[Work to be completed]
Report how many lines in the records hold the string "前仆后继"; give the number and nothing else.

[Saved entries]
=====

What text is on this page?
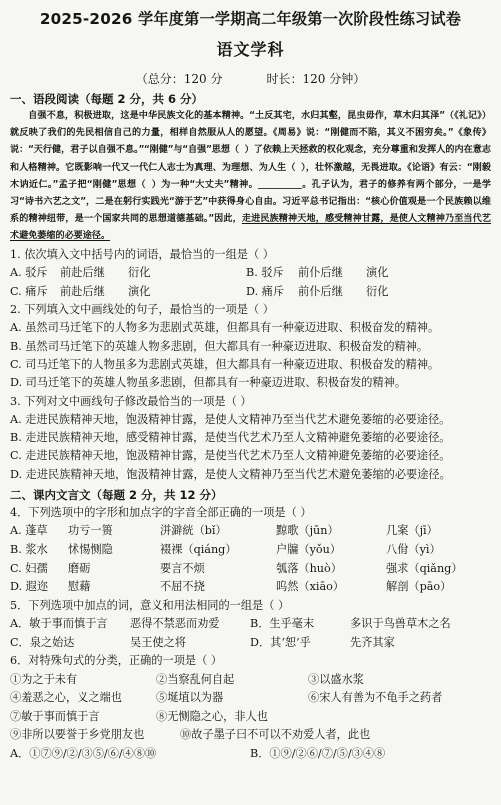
2025-2026 学年度第一学期高二年级第一次阶段性练习试卷
语文学科
（总分：120 分	时长：120 分钟）
一、语段阅读（每题 2 分，共 6 分）

自强不息，积极进取，这是中华民族文化的基本精神。“土反其宅，水归其壑，昆虫毋作，草木归其泽”（《礼记》）就反映了我们的先民相信自己的力量，相样自然服从人的愿望。《周易》说：“刚健而不陷，其义不困穷矣。”《象传》说：“天行健，君子以自强不息。”“刚健”与“自强”思想（ ）了依赖上天拯救的权化观念，充分尊重和发挥人的内在意志和人格精神。它既影响一代又一代仁人志士为真理、为理想、为人生（ ），壮怀激越，无畏进取。《论语》有云：“刚毅木讷近仁。”孟子把“刚健”思想（ ）为一种“大丈夫”精神。________。孔子认为，君子的修养有两个部分，一是学习“诗书六艺之文”，二是在躬行实践光“游于艺”中获得身心自由。习近平总书记指出：“核心价值观是一个民族赖以维系的精神纽带，是一个国家共同的思想道德基础。”因此，走进民族精神天地，感受精神甘露，是使人文精神乃至当代艺术避免萎缩的必要途径。

1. 依次填入文中括号内的词语，最恰当的一组是（ ）

A. 驳斥 前赴后继 衍化	B. 驳斥 前仆后继 演化
C. 痛斥 前赴后继 演化	D. 痛斥 前仆后继 衍化

2. 下列填入文中画线处的句子，最恰当的一项是（ ）

A. 虽然司马迁笔下的人物多为悲剧式英雄，但都具有一种豪迈进取、积极奋发的精神。

B. 虽然司马迁笔下的英雄人物多悲剧，但大都具有一种豪迈进取、积极奋发的精神。

C. 司马迁笔下的人物虽多为悲剧式英雄，但大都具有一种豪迈进取、积极奋发的精神。

D. 司马迁笔下的英雄人物虽多悲剧，但都具有一种豪迈进取、积极奋发的精神。

3. 下列对文中画线句子修改最恰当的一项是（ ）

A. 走进民族精神天地，饱汲精神甘露，是使人文精神乃至当代艺术避免萎缩的必要途径。

B. 走进民族精神天地，感受精神甘露，是使当代艺术乃至人文精神避免萎缩的必要途径。

C. 走进民族精神天地，饱汲精神甘露，是使当代艺术乃至人文精神避免萎缩的必要途径。

D. 走进民族精神天地，饱汲精神甘露，是使人文精神乃至当代艺术避免萎缩的必要途径。

二、课内文言文（每题 2 分，共 12 分）

4．下列选项中的字形和加点字的字音全部正确的一项是（ ）

A. 蓬草 功亏一篑	洴澼絖（bǐ）	黥歌（jūn）	几案（jī）
B. 浆水 怵惕恻隐	裰裸（qiáng）	户牖（yǒu）	八佾（yì）
C. 妇孺 磨砺	要言不烦	瓠落（huò）	强求（qiǎng）
D. 遐迩 慰藉	不屈不挠	呜然（xiāo）	解剖（pāo）

5．下列选项中加点的词，意义和用法相同的一组是（ ）

A．敏于事而慎于言 恶得不禁恶而劝爱	B．生乎毫末	多识于鸟兽草木之名
C．泉之始达	吴王使之将	D．其‘恕’乎	先齐其家

6．对特殊句式的分类，正确的一项是（ ）

①为之于未有	②当察乱何自起	③以盛水浆
④羞恶之心，义之端也	⑤埏埴以为器	⑥宋人有善为不龟手之药者
⑦敏于事而慎于言	⑧无恻隐之心，非人也
⑨非所以要誉于乡党朋友也	⑩故子墨子曰不可以不劝爱人者，此也
A．①⑦⑨/②/③⑤/⑥/④⑧⑩	B．①⑨/②⑥/⑦/⑤/③④⑧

=====

[Response to the task]
2